## Work required
What number of lines contain the word "没有信仰"? Reply with the number and nothing else.

Data records
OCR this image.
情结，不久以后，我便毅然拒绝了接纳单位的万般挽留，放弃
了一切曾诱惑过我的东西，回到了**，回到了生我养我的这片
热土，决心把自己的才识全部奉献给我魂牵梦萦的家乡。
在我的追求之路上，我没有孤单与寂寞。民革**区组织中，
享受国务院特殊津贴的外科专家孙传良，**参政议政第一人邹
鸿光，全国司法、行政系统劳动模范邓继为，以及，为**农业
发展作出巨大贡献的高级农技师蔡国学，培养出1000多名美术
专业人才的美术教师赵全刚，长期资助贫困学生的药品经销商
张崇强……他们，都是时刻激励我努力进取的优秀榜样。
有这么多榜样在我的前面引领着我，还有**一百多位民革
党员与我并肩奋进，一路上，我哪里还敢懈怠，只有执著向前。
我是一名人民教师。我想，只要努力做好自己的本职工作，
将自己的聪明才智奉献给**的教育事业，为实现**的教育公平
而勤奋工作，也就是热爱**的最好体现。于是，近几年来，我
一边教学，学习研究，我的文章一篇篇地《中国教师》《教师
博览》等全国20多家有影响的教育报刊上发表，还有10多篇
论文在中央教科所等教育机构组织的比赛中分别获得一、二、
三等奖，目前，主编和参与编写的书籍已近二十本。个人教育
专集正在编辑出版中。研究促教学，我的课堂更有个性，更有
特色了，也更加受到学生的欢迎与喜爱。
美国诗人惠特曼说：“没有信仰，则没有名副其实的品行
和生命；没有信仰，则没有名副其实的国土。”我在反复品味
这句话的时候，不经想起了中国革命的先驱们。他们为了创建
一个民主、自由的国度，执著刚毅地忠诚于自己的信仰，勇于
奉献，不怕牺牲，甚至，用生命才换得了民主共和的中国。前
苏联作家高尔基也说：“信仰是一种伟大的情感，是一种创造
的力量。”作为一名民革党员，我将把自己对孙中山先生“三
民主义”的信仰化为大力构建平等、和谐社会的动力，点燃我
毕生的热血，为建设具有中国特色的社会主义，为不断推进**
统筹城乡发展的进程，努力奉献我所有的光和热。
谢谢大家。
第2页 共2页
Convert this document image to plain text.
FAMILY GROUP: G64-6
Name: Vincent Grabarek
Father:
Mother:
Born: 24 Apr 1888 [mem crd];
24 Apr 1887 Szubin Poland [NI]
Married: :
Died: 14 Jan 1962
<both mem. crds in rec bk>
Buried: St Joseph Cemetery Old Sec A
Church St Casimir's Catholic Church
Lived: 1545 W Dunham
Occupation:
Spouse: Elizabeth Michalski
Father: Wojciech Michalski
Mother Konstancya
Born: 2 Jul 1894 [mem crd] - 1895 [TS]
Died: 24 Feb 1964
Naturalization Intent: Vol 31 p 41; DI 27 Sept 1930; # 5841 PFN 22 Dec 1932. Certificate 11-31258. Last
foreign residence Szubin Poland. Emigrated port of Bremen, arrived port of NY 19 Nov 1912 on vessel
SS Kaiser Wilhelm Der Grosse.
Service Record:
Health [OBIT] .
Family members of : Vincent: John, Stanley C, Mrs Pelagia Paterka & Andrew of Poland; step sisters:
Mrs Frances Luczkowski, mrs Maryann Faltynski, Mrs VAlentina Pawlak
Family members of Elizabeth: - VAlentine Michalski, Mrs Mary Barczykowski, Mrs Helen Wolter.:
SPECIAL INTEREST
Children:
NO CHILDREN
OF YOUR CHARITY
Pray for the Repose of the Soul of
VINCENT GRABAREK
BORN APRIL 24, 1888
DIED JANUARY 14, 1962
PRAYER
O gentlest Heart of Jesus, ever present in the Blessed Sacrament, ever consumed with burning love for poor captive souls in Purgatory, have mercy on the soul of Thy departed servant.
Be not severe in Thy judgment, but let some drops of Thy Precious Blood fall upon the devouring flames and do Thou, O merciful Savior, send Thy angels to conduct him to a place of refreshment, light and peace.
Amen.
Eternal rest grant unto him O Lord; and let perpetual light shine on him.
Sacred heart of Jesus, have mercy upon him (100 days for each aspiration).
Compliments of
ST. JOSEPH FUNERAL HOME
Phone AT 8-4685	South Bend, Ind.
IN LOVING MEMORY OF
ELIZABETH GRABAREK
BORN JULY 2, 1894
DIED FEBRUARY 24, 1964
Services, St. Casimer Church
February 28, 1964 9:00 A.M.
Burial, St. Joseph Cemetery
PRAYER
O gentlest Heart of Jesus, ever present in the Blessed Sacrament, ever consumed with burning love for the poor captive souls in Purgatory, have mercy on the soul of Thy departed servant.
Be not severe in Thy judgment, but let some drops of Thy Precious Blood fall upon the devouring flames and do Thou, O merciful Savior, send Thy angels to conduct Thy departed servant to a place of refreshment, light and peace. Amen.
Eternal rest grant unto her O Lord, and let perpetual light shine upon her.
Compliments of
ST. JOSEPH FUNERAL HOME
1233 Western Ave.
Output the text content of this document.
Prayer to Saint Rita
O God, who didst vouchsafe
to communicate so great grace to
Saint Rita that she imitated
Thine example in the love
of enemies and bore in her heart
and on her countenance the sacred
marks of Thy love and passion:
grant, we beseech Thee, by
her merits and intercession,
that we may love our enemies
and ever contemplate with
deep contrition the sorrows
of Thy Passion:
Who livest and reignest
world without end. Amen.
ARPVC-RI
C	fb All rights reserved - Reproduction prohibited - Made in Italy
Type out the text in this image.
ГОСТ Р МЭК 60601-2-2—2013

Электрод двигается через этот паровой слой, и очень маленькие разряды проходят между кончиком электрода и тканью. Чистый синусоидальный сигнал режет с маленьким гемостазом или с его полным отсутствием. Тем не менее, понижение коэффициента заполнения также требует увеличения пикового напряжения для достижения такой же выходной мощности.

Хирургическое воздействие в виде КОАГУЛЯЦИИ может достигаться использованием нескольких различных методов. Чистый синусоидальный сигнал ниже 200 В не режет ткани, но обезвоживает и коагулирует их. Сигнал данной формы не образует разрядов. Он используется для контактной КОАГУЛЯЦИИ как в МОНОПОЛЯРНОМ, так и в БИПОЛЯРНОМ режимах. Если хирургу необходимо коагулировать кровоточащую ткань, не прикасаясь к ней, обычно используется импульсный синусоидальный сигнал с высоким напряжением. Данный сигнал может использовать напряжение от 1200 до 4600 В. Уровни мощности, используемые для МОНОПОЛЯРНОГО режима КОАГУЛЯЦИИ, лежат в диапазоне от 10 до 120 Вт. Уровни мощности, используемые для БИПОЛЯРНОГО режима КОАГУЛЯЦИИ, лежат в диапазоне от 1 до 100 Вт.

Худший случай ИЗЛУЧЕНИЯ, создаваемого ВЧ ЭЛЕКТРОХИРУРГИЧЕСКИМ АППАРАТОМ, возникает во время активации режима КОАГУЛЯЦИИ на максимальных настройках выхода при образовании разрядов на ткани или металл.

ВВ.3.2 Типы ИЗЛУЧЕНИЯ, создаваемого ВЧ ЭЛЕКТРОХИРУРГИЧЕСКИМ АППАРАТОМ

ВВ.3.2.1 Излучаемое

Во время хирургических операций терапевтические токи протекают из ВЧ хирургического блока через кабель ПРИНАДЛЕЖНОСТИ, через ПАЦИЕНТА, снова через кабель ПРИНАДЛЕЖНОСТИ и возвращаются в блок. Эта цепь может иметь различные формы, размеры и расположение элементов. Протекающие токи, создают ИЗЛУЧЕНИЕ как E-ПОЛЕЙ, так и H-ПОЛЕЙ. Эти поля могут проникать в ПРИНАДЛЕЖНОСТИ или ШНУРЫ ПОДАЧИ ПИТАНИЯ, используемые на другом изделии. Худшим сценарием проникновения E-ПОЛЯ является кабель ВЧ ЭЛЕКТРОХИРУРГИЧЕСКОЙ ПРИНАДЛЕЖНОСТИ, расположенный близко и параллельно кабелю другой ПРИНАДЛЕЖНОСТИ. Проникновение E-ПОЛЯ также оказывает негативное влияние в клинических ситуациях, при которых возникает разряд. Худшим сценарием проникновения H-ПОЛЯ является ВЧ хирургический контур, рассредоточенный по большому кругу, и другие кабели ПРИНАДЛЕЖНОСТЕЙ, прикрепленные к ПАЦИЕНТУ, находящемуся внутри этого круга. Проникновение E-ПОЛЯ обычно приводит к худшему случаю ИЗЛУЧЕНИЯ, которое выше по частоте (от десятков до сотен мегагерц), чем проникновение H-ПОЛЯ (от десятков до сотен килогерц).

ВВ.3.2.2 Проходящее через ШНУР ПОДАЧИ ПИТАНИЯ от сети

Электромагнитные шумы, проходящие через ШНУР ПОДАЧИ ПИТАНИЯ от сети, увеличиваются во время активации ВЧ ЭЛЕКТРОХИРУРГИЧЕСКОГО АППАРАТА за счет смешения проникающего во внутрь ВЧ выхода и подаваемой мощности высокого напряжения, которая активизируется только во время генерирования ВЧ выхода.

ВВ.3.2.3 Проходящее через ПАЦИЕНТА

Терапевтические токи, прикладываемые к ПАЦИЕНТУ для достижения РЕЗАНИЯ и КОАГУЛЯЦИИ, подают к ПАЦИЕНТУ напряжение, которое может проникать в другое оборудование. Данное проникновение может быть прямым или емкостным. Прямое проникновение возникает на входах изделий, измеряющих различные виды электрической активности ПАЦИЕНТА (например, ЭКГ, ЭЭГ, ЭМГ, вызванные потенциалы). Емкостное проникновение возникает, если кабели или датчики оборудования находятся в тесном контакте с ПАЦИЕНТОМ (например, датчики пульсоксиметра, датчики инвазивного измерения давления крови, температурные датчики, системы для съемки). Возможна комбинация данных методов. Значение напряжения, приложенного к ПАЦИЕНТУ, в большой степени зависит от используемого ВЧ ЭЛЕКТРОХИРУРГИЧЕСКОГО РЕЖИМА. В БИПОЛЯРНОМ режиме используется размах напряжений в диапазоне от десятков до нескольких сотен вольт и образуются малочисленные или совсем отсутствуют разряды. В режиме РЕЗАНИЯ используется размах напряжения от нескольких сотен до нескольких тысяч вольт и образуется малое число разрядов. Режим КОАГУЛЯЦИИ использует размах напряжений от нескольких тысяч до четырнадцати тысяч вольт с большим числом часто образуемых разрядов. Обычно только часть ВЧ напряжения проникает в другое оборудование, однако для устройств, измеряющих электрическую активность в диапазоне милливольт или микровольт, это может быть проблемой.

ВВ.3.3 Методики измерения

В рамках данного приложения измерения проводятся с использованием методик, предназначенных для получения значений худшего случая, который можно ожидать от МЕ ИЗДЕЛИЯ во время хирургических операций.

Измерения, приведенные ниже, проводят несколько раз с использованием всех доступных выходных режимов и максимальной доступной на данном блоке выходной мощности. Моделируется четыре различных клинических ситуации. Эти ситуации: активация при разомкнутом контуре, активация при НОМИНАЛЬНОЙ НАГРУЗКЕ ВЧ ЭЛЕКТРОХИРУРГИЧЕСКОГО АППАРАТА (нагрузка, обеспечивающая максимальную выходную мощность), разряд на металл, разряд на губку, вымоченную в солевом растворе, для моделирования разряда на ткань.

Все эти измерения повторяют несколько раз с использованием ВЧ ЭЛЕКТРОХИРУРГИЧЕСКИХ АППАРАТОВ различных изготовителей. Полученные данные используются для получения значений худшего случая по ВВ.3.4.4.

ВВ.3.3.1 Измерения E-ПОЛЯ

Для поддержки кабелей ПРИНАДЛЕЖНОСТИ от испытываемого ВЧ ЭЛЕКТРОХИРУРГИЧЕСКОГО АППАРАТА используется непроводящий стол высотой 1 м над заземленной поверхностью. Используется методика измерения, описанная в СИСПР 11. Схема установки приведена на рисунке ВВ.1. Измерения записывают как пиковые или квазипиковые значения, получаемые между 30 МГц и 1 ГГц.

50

## Response to this task
2